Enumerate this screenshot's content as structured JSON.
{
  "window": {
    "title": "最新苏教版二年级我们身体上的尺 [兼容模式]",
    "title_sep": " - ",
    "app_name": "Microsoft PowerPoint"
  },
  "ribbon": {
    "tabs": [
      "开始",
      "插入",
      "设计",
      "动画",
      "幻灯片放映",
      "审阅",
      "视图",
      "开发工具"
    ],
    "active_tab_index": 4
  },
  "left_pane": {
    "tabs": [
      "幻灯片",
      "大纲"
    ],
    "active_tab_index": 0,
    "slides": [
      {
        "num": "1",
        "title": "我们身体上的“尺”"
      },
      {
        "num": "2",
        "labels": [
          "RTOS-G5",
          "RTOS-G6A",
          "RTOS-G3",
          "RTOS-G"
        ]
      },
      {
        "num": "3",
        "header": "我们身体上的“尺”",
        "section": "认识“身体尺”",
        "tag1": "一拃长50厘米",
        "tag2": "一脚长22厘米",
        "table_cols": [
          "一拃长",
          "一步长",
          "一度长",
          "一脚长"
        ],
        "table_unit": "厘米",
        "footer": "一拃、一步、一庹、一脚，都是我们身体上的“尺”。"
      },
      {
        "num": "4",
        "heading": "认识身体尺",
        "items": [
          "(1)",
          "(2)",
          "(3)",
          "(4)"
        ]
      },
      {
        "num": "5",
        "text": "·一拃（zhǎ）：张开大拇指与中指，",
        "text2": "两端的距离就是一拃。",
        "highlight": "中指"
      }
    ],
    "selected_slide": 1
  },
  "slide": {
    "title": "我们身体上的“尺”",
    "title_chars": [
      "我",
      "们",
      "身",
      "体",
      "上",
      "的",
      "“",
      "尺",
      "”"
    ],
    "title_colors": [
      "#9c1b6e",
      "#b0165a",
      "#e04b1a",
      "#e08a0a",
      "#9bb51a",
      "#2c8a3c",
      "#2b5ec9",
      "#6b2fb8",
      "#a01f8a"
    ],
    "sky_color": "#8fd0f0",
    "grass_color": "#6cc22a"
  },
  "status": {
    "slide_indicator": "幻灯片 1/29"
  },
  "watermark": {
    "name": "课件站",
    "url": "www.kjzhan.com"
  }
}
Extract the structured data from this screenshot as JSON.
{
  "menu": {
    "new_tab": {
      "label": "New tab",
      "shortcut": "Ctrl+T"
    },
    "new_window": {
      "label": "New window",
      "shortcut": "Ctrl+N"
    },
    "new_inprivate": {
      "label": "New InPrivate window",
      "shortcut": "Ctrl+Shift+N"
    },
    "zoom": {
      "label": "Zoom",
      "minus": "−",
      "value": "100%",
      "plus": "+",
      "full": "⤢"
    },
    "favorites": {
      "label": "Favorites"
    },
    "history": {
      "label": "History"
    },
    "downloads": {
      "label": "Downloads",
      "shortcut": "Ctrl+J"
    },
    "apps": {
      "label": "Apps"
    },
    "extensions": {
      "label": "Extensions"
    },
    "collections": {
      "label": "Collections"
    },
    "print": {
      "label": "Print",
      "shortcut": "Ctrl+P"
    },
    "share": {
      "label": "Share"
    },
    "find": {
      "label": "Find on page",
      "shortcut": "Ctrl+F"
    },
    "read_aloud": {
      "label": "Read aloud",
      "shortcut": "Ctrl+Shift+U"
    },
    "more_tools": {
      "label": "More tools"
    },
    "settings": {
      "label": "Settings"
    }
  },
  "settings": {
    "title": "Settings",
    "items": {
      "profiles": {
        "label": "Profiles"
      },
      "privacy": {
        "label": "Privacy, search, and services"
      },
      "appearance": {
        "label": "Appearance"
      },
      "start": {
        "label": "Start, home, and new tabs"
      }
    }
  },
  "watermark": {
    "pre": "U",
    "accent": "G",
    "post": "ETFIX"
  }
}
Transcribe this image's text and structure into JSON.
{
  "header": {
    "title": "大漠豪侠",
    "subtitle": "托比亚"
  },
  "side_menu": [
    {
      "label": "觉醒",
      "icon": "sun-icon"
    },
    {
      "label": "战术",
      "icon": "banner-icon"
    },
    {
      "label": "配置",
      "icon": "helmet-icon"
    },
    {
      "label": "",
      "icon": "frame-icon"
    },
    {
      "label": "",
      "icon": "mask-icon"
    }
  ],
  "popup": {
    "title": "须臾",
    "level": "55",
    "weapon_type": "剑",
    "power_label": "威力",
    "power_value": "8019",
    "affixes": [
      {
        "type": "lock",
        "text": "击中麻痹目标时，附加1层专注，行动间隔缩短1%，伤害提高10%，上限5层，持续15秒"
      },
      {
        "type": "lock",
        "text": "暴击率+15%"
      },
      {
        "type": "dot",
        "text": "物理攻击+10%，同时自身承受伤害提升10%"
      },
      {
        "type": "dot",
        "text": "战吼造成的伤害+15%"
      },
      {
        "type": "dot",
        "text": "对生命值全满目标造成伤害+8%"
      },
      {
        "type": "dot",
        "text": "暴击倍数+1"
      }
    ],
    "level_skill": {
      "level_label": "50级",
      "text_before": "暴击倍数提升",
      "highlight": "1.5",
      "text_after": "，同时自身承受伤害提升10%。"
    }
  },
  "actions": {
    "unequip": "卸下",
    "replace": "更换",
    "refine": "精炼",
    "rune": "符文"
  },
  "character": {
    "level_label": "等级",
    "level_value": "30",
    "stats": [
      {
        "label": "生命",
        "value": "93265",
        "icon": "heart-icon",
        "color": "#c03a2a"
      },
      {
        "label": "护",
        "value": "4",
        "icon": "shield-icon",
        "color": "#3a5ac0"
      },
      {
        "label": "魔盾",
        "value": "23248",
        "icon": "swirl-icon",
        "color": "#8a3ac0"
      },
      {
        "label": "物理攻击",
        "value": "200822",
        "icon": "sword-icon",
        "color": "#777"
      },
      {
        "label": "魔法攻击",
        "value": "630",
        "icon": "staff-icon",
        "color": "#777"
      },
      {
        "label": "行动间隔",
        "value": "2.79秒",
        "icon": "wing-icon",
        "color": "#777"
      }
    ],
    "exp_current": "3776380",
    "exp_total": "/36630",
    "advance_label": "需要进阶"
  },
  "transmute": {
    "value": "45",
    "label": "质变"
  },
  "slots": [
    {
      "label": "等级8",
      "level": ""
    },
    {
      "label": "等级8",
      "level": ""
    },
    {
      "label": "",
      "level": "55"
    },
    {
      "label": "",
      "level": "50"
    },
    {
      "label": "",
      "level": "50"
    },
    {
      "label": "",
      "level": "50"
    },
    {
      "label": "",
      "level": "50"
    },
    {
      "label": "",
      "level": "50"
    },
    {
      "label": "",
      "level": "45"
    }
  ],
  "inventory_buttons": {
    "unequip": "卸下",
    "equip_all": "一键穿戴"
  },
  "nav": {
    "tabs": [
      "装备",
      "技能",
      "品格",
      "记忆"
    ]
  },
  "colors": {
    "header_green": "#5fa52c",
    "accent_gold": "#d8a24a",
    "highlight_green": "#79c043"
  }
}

-=-=-=-=-

*Exercise aim:* Without leaving anything out, give the entries again exactly.

*Result for this task:*
Enumerate this screenshot's content as structured JSON.
{
  "window": {
    "title": "最新苏教版二年级我们身体上的尺 [兼容模式]",
    "title_sep": " - ",
    "app_name": "Microsoft PowerPoint"
  },
  "ribbon": {
    "tabs": [
      "开始",
      "插入",
      "设计",
      "动画",
      "幻灯片放映",
      "审阅",
      "视图",
      "开发工具"
    ],
    "active_tab_index": 4
  },
  "left_pane": {
    "tabs": [
      "幻灯片",
      "大纲"
    ],
    "active_tab_index": 0,
    "slides": [
      {
        "num": "1",
        "title": "我们身体上的“尺”"
      },
      {
        "num": "2",
        "labels": [
          "RTOS-G5",
          "RTOS-G6A",
          "RTOS-G3",
          "RTOS-G"
        ]
      },
      {
        "num": "3",
        "header": "我们身体上的“尺”",
        "section": "认识“身体尺”",
        "tag1": "一拃长50厘米",
        "tag2": "一脚长22厘米",
        "table_cols": [
          "一拃长",
          "一步长",
          "一度长",
          "一脚长"
        ],
        "table_unit": "厘米",
        "footer": "一拃、一步、一庹、一脚，都是我们身体上的“尺”。"
      },
      {
        "num": "4",
        "heading": "认识身体尺",
        "items": [
          "(1)",
          "(2)",
          "(3)",
          "(4)"
        ]
      },
      {
        "num": "5",
        "text": "·一拃（zhǎ）：张开大拇指与中指，",
        "text2": "两端的距离就是一拃。",
        "highlight": "中指"
      }
    ],
    "selected_slide": 1
  },
  "slide": {
    "title": "我们身体上的“尺”",
    "title_chars": [
      "我",
      "们",
      "身",
      "体",
      "上",
      "的",
      "“",
      "尺",
      "”"
    ],
    "title_colors": [
      "#9c1b6e",
      "#b0165a",
      "#e04b1a",
      "#e08a0a",
      "#9bb51a",
      "#2c8a3c",
      "#2b5ec9",
      "#6b2fb8",
      "#a01f8a"
    ],
    "sky_color": "#8fd0f0",
    "grass_color": "#6cc22a"
  },
  "status": {
    "slide_indicator": "幻灯片 1/29"
  },
  "watermark": {
    "name": "课件站",
    "url": "www.kjzhan.com"
  }
}
Extract the structured data from this screenshot as JSON.
{
  "menu": {
    "new_tab": {
      "label": "New tab",
      "shortcut": "Ctrl+T"
    },
    "new_window": {
      "label": "New window",
      "shortcut": "Ctrl+N"
    },
    "new_inprivate": {
      "label": "New InPrivate window",
      "shortcut": "Ctrl+Shift+N"
    },
    "zoom": {
      "label": "Zoom",
      "minus": "−",
      "value": "100%",
      "plus": "+",
      "full": "⤢"
    },
    "favorites": {
      "label": "Favorites"
    },
    "history": {
      "label": "History"
    },
    "downloads": {
      "label": "Downloads",
      "shortcut": "Ctrl+J"
    },
    "apps": {
      "label": "Apps"
    },
    "extensions": {
      "label": "Extensions"
    },
    "collections": {
      "label": "Collections"
    },
    "print": {
      "label": "Print",
      "shortcut": "Ctrl+P"
    },
    "share": {
      "label": "Share"
    },
    "find": {
      "label": "Find on page",
      "shortcut": "Ctrl+F"
    },
    "read_aloud": {
      "label": "Read aloud",
      "shortcut": "Ctrl+Shift+U"
    },
    "more_tools": {
      "label": "More tools"
    },
    "settings": {
      "label": "Settings"
    }
  },
  "settings": {
    "title": "Settings",
    "items": {
      "profiles": {
        "label": "Profiles"
      },
      "privacy": {
        "label": "Privacy, search, and services"
      },
      "appearance": {
        "label": "Appearance"
      },
      "start": {
        "label": "Start, home, and new tabs"
      }
    }
  },
  "watermark": {
    "pre": "U",
    "accent": "G",
    "post": "ETFIX"
  }
}
Transcribe this image's text and structure into JSON.
{
  "header": {
    "title": "大漠豪侠",
    "subtitle": "托比亚"
  },
  "side_menu": [
    {
      "label": "觉醒",
      "icon": "sun-icon"
    },
    {
      "label": "战术",
      "icon": "banner-icon"
    },
    {
      "label": "配置",
      "icon": "helmet-icon"
    },
    {
      "label": "",
      "icon": "frame-icon"
    },
    {
      "label": "",
      "icon": "mask-icon"
    }
  ],
  "popup": {
    "title": "须臾",
    "level": "55",
    "weapon_type": "剑",
    "power_label": "威力",
    "power_value": "8019",
    "affixes": [
      {
        "type": "lock",
        "text": "击中麻痹目标时，附加1层专注，行动间隔缩短1%，伤害提高10%，上限5层，持续15秒"
      },
      {
        "type": "lock",
        "text": "暴击率+15%"
      },
      {
        "type": "dot",
        "text": "物理攻击+10%，同时自身承受伤害提升10%"
      },
      {
        "type": "dot",
        "text": "战吼造成的伤害+15%"
      },
      {
        "type": "dot",
        "text": "对生命值全满目标造成伤害+8%"
      },
      {
        "type": "dot",
        "text": "暴击倍数+1"
      }
    ],
    "level_skill": {
      "level_label": "50级",
      "text_before": "暴击倍数提升",
      "highlight": "1.5",
      "text_after": "，同时自身承受伤害提升10%。"
    }
  },
  "actions": {
    "unequip": "卸下",
    "replace": "更换",
    "refine": "精炼",
    "rune": "符文"
  },
  "character": {
    "level_label": "等级",
    "level_value": "30",
    "stats": [
      {
        "label": "生命",
        "value": "93265",
        "icon": "heart-icon",
        "color": "#c03a2a"
      },
      {
        "label": "护",
        "value": "4",
        "icon": "shield-icon",
        "color": "#3a5ac0"
      },
      {
        "label": "魔盾",
        "value": "23248",
        "icon": "swirl-icon",
        "color": "#8a3ac0"
      },
      {
        "label": "物理攻击",
        "value": "200822",
        "icon": "sword-icon",
        "color": "#777"
      },
      {
        "label": "魔法攻击",
        "value": "630",
        "icon": "staff-icon",
        "color": "#777"
      },
      {
        "label": "行动间隔",
        "value": "2.79秒",
        "icon": "wing-icon",
        "color": "#777"
      }
    ],
    "exp_current": "3776380",
    "exp_total": "/36630",
    "advance_label": "需要进阶"
  },
  "transmute": {
    "value": "45",
    "label": "质变"
  },
  "slots": [
    {
      "label": "等级8",
      "level": ""
    },
    {
      "label": "等级8",
      "level": ""
    },
    {
      "label": "",
      "level": "55"
    },
    {
      "label": "",
      "level": "50"
    },
    {
      "label": "",
      "level": "50"
    },
    {
      "label": "",
      "level": "50"
    },
    {
      "label": "",
      "level": "50"
    },
    {
      "label": "",
      "level": "50"
    },
    {
      "label": "",
      "level": "45"
    }
  ],
  "inventory_buttons": {
    "unequip": "卸下",
    "equip_all": "一键穿戴"
  },
  "nav": {
    "tabs": [
      "装备",
      "技能",
      "品格",
      "记忆"
    ]
  },
  "colors": {
    "header_green": "#5fa52c",
    "accent_gold": "#d8a24a",
    "highlight_green": "#79c043"
  }
}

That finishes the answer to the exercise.